* **Given instruction**
Your task is to reproduce the material exactly.

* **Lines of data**
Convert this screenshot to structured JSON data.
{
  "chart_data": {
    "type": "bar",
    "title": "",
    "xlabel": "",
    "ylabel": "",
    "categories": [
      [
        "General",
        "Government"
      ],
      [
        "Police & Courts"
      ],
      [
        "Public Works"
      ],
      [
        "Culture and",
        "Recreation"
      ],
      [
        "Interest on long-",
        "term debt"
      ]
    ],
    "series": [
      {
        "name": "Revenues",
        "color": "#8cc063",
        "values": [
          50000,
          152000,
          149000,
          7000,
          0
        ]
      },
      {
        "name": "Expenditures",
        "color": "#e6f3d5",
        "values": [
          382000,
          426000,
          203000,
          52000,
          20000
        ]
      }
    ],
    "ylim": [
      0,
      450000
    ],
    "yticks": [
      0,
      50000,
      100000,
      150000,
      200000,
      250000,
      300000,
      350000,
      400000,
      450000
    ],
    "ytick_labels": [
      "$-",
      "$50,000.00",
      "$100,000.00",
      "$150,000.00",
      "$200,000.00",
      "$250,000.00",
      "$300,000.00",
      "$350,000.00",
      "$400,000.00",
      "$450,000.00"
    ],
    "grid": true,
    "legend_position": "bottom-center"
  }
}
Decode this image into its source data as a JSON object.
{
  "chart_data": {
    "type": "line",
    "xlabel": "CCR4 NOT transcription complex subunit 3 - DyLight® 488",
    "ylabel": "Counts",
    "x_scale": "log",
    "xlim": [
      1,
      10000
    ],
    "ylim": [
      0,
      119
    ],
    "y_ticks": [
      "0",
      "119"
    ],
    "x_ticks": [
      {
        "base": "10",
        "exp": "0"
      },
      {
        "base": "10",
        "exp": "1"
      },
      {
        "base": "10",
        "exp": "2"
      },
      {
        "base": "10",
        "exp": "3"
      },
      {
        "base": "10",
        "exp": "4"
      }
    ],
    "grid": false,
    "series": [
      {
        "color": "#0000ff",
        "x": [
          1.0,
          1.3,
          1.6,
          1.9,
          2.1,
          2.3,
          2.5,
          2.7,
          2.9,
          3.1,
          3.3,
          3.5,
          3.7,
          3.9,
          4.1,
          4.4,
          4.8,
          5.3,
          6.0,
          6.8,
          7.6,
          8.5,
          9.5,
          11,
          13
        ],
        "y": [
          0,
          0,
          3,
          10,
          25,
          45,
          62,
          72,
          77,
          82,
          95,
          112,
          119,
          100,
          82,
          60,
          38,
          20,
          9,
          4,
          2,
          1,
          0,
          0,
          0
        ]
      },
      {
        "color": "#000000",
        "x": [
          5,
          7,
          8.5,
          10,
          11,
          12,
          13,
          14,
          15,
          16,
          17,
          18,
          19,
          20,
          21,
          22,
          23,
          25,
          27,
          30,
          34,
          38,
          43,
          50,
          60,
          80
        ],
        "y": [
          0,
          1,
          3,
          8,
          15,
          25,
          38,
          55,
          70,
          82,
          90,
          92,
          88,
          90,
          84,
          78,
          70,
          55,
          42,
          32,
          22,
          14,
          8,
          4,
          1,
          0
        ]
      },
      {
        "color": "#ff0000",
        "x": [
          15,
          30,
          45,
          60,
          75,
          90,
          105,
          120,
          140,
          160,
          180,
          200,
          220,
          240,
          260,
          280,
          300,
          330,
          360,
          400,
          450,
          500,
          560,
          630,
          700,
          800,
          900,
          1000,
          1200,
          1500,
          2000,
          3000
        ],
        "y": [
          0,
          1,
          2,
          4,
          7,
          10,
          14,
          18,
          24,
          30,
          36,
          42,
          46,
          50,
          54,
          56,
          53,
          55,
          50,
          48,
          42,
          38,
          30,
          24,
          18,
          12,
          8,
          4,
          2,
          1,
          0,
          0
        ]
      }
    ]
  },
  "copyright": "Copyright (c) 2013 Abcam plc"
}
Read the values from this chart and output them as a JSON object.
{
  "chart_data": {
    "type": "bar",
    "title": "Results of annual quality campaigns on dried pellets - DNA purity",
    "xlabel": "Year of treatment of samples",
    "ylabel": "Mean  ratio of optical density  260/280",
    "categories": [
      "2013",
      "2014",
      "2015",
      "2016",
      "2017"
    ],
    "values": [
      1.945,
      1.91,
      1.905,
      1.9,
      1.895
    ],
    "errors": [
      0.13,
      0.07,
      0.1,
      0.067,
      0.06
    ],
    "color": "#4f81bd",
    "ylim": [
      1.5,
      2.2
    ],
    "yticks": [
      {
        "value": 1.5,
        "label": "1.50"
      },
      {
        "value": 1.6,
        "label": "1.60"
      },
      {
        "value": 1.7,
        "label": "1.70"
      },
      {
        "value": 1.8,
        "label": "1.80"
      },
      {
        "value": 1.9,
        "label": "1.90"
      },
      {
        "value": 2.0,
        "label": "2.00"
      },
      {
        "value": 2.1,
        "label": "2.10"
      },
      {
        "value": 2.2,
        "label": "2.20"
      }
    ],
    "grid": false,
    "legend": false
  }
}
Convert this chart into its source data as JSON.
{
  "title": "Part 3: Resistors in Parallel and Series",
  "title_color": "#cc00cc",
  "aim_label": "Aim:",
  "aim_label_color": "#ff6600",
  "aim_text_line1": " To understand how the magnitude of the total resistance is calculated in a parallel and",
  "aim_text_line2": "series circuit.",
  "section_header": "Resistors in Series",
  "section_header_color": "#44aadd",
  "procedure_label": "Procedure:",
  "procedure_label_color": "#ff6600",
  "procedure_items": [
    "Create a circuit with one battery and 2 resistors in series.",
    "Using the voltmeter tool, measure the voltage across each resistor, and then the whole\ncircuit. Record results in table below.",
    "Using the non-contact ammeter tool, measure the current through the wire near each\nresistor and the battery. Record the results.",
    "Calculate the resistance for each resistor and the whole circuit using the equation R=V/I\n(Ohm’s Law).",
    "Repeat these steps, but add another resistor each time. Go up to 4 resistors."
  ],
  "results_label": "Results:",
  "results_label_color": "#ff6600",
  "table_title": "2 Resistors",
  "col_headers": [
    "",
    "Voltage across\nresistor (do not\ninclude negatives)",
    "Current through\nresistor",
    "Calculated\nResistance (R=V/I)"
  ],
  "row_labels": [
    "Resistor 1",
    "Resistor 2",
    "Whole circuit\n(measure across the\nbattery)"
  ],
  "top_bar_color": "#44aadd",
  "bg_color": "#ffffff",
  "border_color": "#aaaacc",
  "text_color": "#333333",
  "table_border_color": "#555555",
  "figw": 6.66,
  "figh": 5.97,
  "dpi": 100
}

* **Correct response**
Convert this screenshot to structured JSON data.
{
  "chart_data": {
    "type": "bar",
    "title": "",
    "xlabel": "",
    "ylabel": "",
    "categories": [
      [
        "General",
        "Government"
      ],
      [
        "Police & Courts"
      ],
      [
        "Public Works"
      ],
      [
        "Culture and",
        "Recreation"
      ],
      [
        "Interest on long-",
        "term debt"
      ]
    ],
    "series": [
      {
        "name": "Revenues",
        "color": "#8cc063",
        "values": [
          50000,
          152000,
          149000,
          7000,
          0
        ]
      },
      {
        "name": "Expenditures",
        "color": "#e6f3d5",
        "values": [
          382000,
          426000,
          203000,
          52000,
          20000
        ]
      }
    ],
    "ylim": [
      0,
      450000
    ],
    "yticks": [
      0,
      50000,
      100000,
      150000,
      200000,
      250000,
      300000,
      350000,
      400000,
      450000
    ],
    "ytick_labels": [
      "$-",
      "$50,000.00",
      "$100,000.00",
      "$150,000.00",
      "$200,000.00",
      "$250,000.00",
      "$300,000.00",
      "$350,000.00",
      "$400,000.00",
      "$450,000.00"
    ],
    "grid": true,
    "legend_position": "bottom-center"
  }
}
Decode this image into its source data as a JSON object.
{
  "chart_data": {
    "type": "line",
    "xlabel": "CCR4 NOT transcription complex subunit 3 - DyLight® 488",
    "ylabel": "Counts",
    "x_scale": "log",
    "xlim": [
      1,
      10000
    ],
    "ylim": [
      0,
      119
    ],
    "y_ticks": [
      "0",
      "119"
    ],
    "x_ticks": [
      {
        "base": "10",
        "exp": "0"
      },
      {
        "base": "10",
        "exp": "1"
      },
      {
        "base": "10",
        "exp": "2"
      },
      {
        "base": "10",
        "exp": "3"
      },
      {
        "base": "10",
        "exp": "4"
      }
    ],
    "grid": false,
    "series": [
      {
        "color": "#0000ff",
        "x": [
          1.0,
          1.3,
          1.6,
          1.9,
          2.1,
          2.3,
          2.5,
          2.7,
          2.9,
          3.1,
          3.3,
          3.5,
          3.7,
          3.9,
          4.1,
          4.4,
          4.8,
          5.3,
          6.0,
          6.8,
          7.6,
          8.5,
          9.5,
          11,
          13
        ],
        "y": [
          0,
          0,
          3,
          10,
          25,
          45,
          62,
          72,
          77,
          82,
          95,
          112,
          119,
          100,
          82,
          60,
          38,
          20,
          9,
          4,
          2,
          1,
          0,
          0,
          0
        ]
      },
      {
        "color": "#000000",
        "x": [
          5,
          7,
          8.5,
          10,
          11,
          12,
          13,
          14,
          15,
          16,
          17,
          18,
          19,
          20,
          21,
          22,
          23,
          25,
          27,
          30,
          34,
          38,
          43,
          50,
          60,
          80
        ],
        "y": [
          0,
          1,
          3,
          8,
          15,
          25,
          38,
          55,
          70,
          82,
          90,
          92,
          88,
          90,
          84,
          78,
          70,
          55,
          42,
          32,
          22,
          14,
          8,
          4,
          1,
          0
        ]
      },
      {
        "color": "#ff0000",
        "x": [
          15,
          30,
          45,
          60,
          75,
          90,
          105,
          120,
          140,
          160,
          180,
          200,
          220,
          240,
          260,
          280,
          300,
          330,
          360,
          400,
          450,
          500,
          560,
          630,
          700,
          800,
          900,
          1000,
          1200,
          1500,
          2000,
          3000
        ],
        "y": [
          0,
          1,
          2,
          4,
          7,
          10,
          14,
          18,
          24,
          30,
          36,
          42,
          46,
          50,
          54,
          56,
          53,
          55,
          50,
          48,
          42,
          38,
          30,
          24,
          18,
          12,
          8,
          4,
          2,
          1,
          0,
          0
        ]
      }
    ]
  },
  "copyright": "Copyright (c) 2013 Abcam plc"
}
Read the values from this chart and output them as a JSON object.
{
  "chart_data": {
    "type": "bar",
    "title": "Results of annual quality campaigns on dried pellets - DNA purity",
    "xlabel": "Year of treatment of samples",
    "ylabel": "Mean  ratio of optical density  260/280",
    "categories": [
      "2013",
      "2014",
      "2015",
      "2016",
      "2017"
    ],
    "values": [
      1.945,
      1.91,
      1.905,
      1.9,
      1.895
    ],
    "errors": [
      0.13,
      0.07,
      0.1,
      0.067,
      0.06
    ],
    "color": "#4f81bd",
    "ylim": [
      1.5,
      2.2
    ],
    "yticks": [
      {
        "value": 1.5,
        "label": "1.50"
      },
      {
        "value": 1.6,
        "label": "1.60"
      },
      {
        "value": 1.7,
        "label": "1.70"
      },
      {
        "value": 1.8,
        "label": "1.80"
      },
      {
        "value": 1.9,
        "label": "1.90"
      },
      {
        "value": 2.0,
        "label": "2.00"
      },
      {
        "value": 2.1,
        "label": "2.10"
      },
      {
        "value": 2.2,
        "label": "2.20"
      }
    ],
    "grid": false,
    "legend": false
  }
}
Convert this chart into its source data as JSON.
{
  "title": "Part 3: Resistors in Parallel and Series",
  "title_color": "#cc00cc",
  "aim_label": "Aim:",
  "aim_label_color": "#ff6600",
  "aim_text_line1": " To understand how the magnitude of the total resistance is calculated in a parallel and",
  "aim_text_line2": "series circuit.",
  "section_header": "Resistors in Series",
  "section_header_color": "#44aadd",
  "procedure_label": "Procedure:",
  "procedure_label_color": "#ff6600",
  "procedure_items": [
    "Create a circuit with one battery and 2 resistors in series.",
    "Using the voltmeter tool, measure the voltage across each resistor, and then the whole\ncircuit. Record results in table below.",
    "Using the non-contact ammeter tool, measure the current through the wire near each\nresistor and the battery. Record the results.",
    "Calculate the resistance for each resistor and the whole circuit using the equation R=V/I\n(Ohm’s Law).",
    "Repeat these steps, but add another resistor each time. Go up to 4 resistors."
  ],
  "results_label": "Results:",
  "results_label_color": "#ff6600",
  "table_title": "2 Resistors",
  "col_headers": [
    "",
    "Voltage across\nresistor (do not\ninclude negatives)",
    "Current through\nresistor",
    "Calculated\nResistance (R=V/I)"
  ],
  "row_labels": [
    "Resistor 1",
    "Resistor 2",
    "Whole circuit\n(measure across the\nbattery)"
  ],
  "top_bar_color": "#44aadd",
  "bg_color": "#ffffff",
  "border_color": "#aaaacc",
  "text_color": "#333333",
  "table_border_color": "#555555",
  "figw": 6.66,
  "figh": 5.97,
  "dpi": 100
}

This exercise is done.